• EXERCISE DESCRIPTION: Can all of these lines be returned exactly?

● ● ●

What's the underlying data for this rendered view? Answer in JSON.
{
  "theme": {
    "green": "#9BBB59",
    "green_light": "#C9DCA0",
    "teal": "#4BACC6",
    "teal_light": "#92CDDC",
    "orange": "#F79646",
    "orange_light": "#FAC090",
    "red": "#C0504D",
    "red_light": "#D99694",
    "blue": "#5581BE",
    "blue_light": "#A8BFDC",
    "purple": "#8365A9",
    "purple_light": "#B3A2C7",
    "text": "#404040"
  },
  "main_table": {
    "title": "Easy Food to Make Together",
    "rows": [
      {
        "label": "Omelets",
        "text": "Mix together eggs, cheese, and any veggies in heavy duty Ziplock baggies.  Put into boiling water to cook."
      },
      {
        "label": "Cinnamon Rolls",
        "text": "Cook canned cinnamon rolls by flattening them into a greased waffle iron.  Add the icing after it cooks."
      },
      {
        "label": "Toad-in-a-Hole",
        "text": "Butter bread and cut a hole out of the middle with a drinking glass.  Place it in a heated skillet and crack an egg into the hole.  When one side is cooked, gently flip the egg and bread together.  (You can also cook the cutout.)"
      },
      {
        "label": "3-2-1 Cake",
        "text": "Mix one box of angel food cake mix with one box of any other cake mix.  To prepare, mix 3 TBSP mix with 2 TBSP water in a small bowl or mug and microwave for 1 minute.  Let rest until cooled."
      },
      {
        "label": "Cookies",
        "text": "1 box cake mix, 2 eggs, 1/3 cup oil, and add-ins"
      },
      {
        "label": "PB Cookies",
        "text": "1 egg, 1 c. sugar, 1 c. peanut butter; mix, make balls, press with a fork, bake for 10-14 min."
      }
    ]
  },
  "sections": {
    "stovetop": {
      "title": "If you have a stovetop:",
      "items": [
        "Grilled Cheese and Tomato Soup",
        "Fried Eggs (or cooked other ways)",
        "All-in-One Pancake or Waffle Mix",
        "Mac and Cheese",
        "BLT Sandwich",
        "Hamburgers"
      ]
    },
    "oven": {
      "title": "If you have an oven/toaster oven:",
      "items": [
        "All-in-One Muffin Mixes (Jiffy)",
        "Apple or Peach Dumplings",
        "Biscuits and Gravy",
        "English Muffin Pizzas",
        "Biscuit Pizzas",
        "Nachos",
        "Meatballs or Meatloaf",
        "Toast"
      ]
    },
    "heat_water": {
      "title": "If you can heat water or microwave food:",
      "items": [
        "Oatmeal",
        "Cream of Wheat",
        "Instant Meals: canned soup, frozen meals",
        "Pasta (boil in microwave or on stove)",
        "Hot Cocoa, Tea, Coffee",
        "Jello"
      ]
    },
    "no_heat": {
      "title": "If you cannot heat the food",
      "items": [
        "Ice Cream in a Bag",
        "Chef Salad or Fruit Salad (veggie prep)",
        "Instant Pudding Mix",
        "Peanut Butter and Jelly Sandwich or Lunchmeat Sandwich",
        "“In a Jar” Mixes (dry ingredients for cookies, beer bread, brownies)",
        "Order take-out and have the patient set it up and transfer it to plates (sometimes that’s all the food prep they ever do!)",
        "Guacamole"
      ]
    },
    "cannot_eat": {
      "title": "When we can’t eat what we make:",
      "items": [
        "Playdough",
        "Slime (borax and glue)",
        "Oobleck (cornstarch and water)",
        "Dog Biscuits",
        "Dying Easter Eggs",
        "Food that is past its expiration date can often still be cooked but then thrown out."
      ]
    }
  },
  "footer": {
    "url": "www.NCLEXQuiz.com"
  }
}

● ● ●

• WRITTEN RESPONSE:
What's the underlying data for this rendered view? Answer in JSON.
{
  "theme": {
    "green": "#9BBB59",
    "green_light": "#C9DCA0",
    "teal": "#4BACC6",
    "teal_light": "#92CDDC",
    "orange": "#F79646",
    "orange_light": "#FAC090",
    "red": "#C0504D",
    "red_light": "#D99694",
    "blue": "#5581BE",
    "blue_light": "#A8BFDC",
    "purple": "#8365A9",
    "purple_light": "#B3A2C7",
    "text": "#404040"
  },
  "main_table": {
    "title": "Easy Food to Make Together",
    "rows": [
      {
        "label": "Omelets",
        "text": "Mix together eggs, cheese, and any veggies in heavy duty Ziplock baggies.  Put into boiling water to cook."
      },
      {
        "label": "Cinnamon Rolls",
        "text": "Cook canned cinnamon rolls by flattening them into a greased waffle iron.  Add the icing after it cooks."
      },
      {
        "label": "Toad-in-a-Hole",
        "text": "Butter bread and cut a hole out of the middle with a drinking glass.  Place it in a heated skillet and crack an egg into the hole.  When one side is cooked, gently flip the egg and bread together.  (You can also cook the cutout.)"
      },
      {
        "label": "3-2-1 Cake",
        "text": "Mix one box of angel food cake mix with one box of any other cake mix.  To prepare, mix 3 TBSP mix with 2 TBSP water in a small bowl or mug and microwave for 1 minute.  Let rest until cooled."
      },
      {
        "label": "Cookies",
        "text": "1 box cake mix, 2 eggs, 1/3 cup oil, and add-ins"
      },
      {
        "label": "PB Cookies",
        "text": "1 egg, 1 c. sugar, 1 c. peanut butter; mix, make balls, press with a fork, bake for 10-14 min."
      }
    ]
  },
  "sections": {
    "stovetop": {
      "title": "If you have a stovetop:",
      "items": [
        "Grilled Cheese and Tomato Soup",
        "Fried Eggs (or cooked other ways)",
        "All-in-One Pancake or Waffle Mix",
        "Mac and Cheese",
        "BLT Sandwich",
        "Hamburgers"
      ]
    },
    "oven": {
      "title": "If you have an oven/toaster oven:",
      "items": [
        "All-in-One Muffin Mixes (Jiffy)",
        "Apple or Peach Dumplings",
        "Biscuits and Gravy",
        "English Muffin Pizzas",
        "Biscuit Pizzas",
        "Nachos",
        "Meatballs or Meatloaf",
        "Toast"
      ]
    },
    "heat_water": {
      "title": "If you can heat water or microwave food:",
      "items": [
        "Oatmeal",
        "Cream of Wheat",
        "Instant Meals: canned soup, frozen meals",
        "Pasta (boil in microwave or on stove)",
        "Hot Cocoa, Tea, Coffee",
        "Jello"
      ]
    },
    "no_heat": {
      "title": "If you cannot heat the food",
      "items": [
        "Ice Cream in a Bag",
        "Chef Salad or Fruit Salad (veggie prep)",
        "Instant Pudding Mix",
        "Peanut Butter and Jelly Sandwich or Lunchmeat Sandwich",
        "“In a Jar” Mixes (dry ingredients for cookies, beer bread, brownies)",
        "Order take-out and have the patient set it up and transfer it to plates (sometimes that’s all the food prep they ever do!)",
        "Guacamole"
      ]
    },
    "cannot_eat": {
      "title": "When we can’t eat what we make:",
      "items": [
        "Playdough",
        "Slime (borax and glue)",
        "Oobleck (cornstarch and water)",
        "Dog Biscuits",
        "Dying Easter Eggs",
        "Food that is past its expiration date can often still be cooked but then thrown out."
      ]
    }
  },
  "footer": {
    "url": "www.NCLEXQuiz.com"
  }
}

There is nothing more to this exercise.